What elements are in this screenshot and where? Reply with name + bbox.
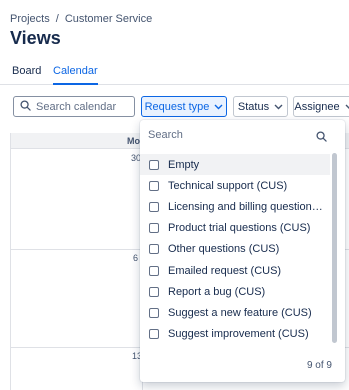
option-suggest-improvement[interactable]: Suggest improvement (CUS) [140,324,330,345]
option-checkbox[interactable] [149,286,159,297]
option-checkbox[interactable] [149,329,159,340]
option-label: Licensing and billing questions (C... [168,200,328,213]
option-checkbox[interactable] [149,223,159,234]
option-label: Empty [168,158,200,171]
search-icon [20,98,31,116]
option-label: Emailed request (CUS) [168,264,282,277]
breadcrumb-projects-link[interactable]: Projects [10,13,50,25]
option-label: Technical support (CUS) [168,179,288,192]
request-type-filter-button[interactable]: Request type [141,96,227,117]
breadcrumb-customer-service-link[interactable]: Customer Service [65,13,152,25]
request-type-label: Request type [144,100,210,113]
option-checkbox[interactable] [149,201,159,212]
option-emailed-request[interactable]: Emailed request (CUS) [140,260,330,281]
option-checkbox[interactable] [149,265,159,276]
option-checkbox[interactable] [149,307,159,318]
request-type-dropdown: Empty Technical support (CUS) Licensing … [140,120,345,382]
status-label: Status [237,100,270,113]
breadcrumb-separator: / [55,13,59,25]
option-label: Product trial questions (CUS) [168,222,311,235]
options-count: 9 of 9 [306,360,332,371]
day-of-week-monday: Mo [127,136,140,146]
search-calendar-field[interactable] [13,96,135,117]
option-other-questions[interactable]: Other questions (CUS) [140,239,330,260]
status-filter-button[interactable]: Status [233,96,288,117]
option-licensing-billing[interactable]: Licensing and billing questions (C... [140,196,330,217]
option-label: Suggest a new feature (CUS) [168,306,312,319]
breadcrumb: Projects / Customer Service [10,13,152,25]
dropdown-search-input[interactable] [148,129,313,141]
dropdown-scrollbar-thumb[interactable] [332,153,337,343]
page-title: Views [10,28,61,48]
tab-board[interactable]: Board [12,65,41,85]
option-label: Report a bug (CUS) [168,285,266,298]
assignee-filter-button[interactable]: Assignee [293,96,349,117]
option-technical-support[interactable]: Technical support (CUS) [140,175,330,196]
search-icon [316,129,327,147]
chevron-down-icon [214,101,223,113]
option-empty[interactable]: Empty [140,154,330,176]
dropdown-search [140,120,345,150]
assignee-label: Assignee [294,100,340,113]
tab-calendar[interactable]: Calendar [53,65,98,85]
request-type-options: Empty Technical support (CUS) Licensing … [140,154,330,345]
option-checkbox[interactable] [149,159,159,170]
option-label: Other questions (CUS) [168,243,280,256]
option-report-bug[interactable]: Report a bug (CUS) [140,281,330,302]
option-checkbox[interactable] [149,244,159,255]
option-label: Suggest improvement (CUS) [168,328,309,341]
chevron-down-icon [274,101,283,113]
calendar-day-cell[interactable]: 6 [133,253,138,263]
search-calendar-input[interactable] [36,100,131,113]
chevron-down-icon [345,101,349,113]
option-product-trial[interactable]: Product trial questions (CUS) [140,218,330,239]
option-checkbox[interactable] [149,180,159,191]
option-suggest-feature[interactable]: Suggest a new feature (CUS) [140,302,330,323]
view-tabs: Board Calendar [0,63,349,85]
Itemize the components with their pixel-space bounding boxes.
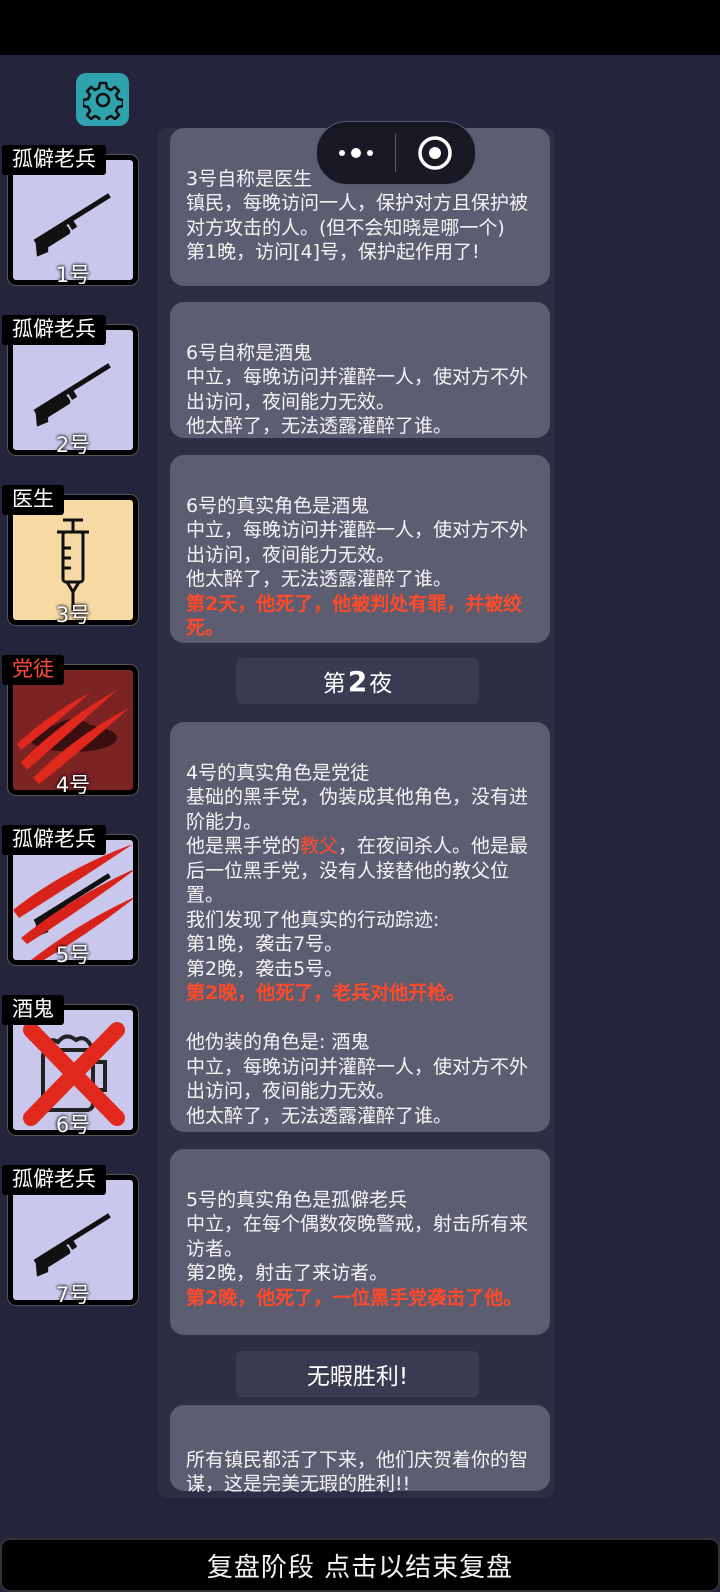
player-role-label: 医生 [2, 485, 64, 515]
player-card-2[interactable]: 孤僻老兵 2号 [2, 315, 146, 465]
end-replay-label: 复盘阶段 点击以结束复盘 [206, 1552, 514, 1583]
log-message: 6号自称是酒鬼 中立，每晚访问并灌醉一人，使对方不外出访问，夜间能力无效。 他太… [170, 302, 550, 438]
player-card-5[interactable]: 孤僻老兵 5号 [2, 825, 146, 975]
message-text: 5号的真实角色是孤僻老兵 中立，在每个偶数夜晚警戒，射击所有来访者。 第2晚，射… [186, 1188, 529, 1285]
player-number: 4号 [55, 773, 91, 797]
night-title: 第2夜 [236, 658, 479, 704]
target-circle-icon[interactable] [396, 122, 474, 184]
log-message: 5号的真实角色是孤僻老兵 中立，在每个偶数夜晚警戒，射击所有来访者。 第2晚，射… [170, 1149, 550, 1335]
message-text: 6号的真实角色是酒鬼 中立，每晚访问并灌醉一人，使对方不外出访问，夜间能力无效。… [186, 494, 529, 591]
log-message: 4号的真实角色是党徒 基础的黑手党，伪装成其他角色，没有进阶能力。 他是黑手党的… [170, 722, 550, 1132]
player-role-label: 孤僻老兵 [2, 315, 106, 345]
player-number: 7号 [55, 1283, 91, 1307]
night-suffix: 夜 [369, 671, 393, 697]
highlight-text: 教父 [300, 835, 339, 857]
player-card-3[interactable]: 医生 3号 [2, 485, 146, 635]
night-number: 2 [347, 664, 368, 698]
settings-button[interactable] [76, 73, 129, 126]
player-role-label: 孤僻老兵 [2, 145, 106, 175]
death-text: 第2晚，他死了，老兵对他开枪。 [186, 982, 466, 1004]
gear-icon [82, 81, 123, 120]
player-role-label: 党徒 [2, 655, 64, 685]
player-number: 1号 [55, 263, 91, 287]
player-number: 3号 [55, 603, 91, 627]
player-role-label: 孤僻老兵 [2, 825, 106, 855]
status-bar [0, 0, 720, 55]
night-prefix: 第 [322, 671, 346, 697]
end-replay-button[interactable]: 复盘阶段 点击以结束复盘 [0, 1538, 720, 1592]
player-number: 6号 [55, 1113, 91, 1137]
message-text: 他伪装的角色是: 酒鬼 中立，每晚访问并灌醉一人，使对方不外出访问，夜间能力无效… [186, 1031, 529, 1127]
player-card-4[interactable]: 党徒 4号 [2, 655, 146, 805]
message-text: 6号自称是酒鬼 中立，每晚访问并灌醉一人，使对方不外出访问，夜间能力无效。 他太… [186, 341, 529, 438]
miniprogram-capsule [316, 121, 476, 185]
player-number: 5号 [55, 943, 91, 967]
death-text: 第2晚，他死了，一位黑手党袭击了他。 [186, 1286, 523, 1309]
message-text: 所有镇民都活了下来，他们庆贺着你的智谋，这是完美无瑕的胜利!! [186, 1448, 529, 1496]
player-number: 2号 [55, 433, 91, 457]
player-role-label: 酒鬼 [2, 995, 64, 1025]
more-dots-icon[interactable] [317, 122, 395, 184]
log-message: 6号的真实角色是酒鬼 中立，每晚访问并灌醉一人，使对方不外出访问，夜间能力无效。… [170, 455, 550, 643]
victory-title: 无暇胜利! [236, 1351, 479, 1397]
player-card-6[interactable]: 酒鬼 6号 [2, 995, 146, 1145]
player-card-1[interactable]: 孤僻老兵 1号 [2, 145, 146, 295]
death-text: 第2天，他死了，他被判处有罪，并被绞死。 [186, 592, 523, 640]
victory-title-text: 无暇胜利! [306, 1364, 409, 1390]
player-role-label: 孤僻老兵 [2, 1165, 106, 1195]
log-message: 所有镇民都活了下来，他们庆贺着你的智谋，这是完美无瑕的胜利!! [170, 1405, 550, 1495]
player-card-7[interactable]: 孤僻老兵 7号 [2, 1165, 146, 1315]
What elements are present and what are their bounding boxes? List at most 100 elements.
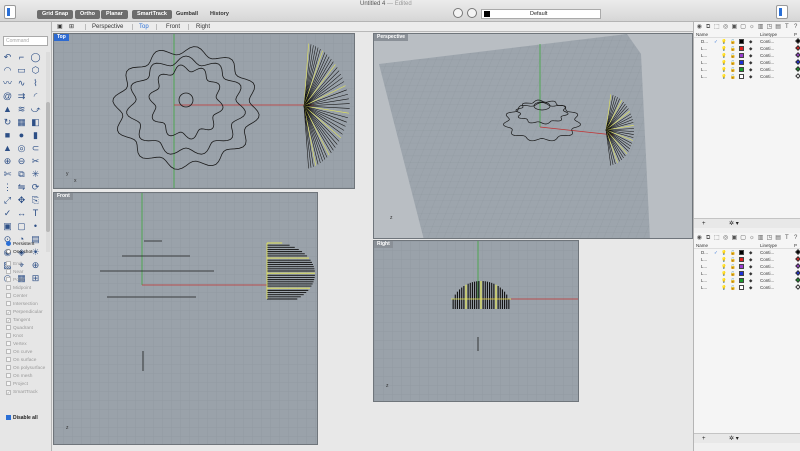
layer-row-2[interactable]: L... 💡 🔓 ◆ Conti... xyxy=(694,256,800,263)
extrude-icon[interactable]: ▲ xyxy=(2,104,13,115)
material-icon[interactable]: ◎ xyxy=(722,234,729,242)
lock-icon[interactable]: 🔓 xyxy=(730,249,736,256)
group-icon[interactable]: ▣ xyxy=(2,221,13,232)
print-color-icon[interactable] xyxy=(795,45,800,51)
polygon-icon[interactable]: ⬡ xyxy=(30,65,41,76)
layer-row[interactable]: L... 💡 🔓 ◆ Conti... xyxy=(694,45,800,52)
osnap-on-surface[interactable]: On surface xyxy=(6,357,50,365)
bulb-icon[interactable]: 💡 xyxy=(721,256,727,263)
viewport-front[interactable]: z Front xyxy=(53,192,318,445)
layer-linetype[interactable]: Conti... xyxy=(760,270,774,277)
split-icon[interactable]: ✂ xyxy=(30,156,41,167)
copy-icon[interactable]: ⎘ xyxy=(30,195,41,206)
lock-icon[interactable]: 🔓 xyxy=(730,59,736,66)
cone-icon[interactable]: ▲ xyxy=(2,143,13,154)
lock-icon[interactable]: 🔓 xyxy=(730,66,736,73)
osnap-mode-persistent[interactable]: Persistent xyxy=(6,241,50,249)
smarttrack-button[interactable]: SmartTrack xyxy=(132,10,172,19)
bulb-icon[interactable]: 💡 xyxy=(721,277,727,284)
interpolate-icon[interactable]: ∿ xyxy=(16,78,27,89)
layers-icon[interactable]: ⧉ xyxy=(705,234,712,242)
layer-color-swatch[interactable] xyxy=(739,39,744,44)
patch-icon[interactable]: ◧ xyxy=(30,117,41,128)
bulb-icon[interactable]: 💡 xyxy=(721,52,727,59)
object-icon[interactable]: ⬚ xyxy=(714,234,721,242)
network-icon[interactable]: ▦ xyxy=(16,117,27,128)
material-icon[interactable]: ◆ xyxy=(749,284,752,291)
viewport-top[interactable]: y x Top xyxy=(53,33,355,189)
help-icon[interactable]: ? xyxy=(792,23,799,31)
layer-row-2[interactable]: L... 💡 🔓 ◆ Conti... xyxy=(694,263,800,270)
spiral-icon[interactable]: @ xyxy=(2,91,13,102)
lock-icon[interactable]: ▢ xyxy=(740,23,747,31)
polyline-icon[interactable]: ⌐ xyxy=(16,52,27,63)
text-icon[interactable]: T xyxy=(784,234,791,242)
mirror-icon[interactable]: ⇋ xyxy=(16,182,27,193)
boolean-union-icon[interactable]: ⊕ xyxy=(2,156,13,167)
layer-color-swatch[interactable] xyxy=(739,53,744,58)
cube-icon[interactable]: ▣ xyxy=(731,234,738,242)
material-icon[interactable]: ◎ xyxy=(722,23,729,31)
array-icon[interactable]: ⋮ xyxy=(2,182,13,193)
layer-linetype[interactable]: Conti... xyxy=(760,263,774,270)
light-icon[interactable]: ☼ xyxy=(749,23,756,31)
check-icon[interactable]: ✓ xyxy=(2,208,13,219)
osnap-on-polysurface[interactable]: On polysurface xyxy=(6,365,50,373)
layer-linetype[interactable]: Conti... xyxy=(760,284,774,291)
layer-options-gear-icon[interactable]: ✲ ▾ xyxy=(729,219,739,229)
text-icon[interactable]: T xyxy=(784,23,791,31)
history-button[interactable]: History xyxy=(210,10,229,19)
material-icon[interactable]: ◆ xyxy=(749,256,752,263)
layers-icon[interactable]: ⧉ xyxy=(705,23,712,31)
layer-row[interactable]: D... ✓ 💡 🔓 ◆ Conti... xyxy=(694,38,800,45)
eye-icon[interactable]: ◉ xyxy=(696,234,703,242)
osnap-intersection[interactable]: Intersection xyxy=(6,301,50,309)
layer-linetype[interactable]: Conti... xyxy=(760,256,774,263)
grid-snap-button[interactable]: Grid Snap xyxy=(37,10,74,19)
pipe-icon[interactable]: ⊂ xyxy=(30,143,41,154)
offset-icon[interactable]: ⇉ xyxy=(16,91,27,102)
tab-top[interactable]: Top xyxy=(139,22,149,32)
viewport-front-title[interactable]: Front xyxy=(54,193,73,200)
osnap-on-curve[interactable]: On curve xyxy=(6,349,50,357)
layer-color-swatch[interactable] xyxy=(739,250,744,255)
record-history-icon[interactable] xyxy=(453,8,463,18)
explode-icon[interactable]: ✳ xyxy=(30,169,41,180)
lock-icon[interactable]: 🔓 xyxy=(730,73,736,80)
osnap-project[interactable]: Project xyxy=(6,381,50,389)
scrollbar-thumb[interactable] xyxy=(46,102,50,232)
______________________________
Return, character for character, the lines of the material from the line with "L... 💡 🔓 ◆ Conti... xyxy=(694,256,800,263)" to the line with "group-icon[interactable]: ▣ xyxy=(2,221,13,232)", both included.

layer-row-2[interactable]: L... 💡 🔓 ◆ Conti... xyxy=(694,256,800,263)
extrude-icon[interactable]: ▲ xyxy=(2,104,13,115)
material-icon[interactable]: ◎ xyxy=(722,234,729,242)
lock-icon[interactable]: 🔓 xyxy=(730,249,736,256)
group-icon[interactable]: ▣ xyxy=(2,221,13,232)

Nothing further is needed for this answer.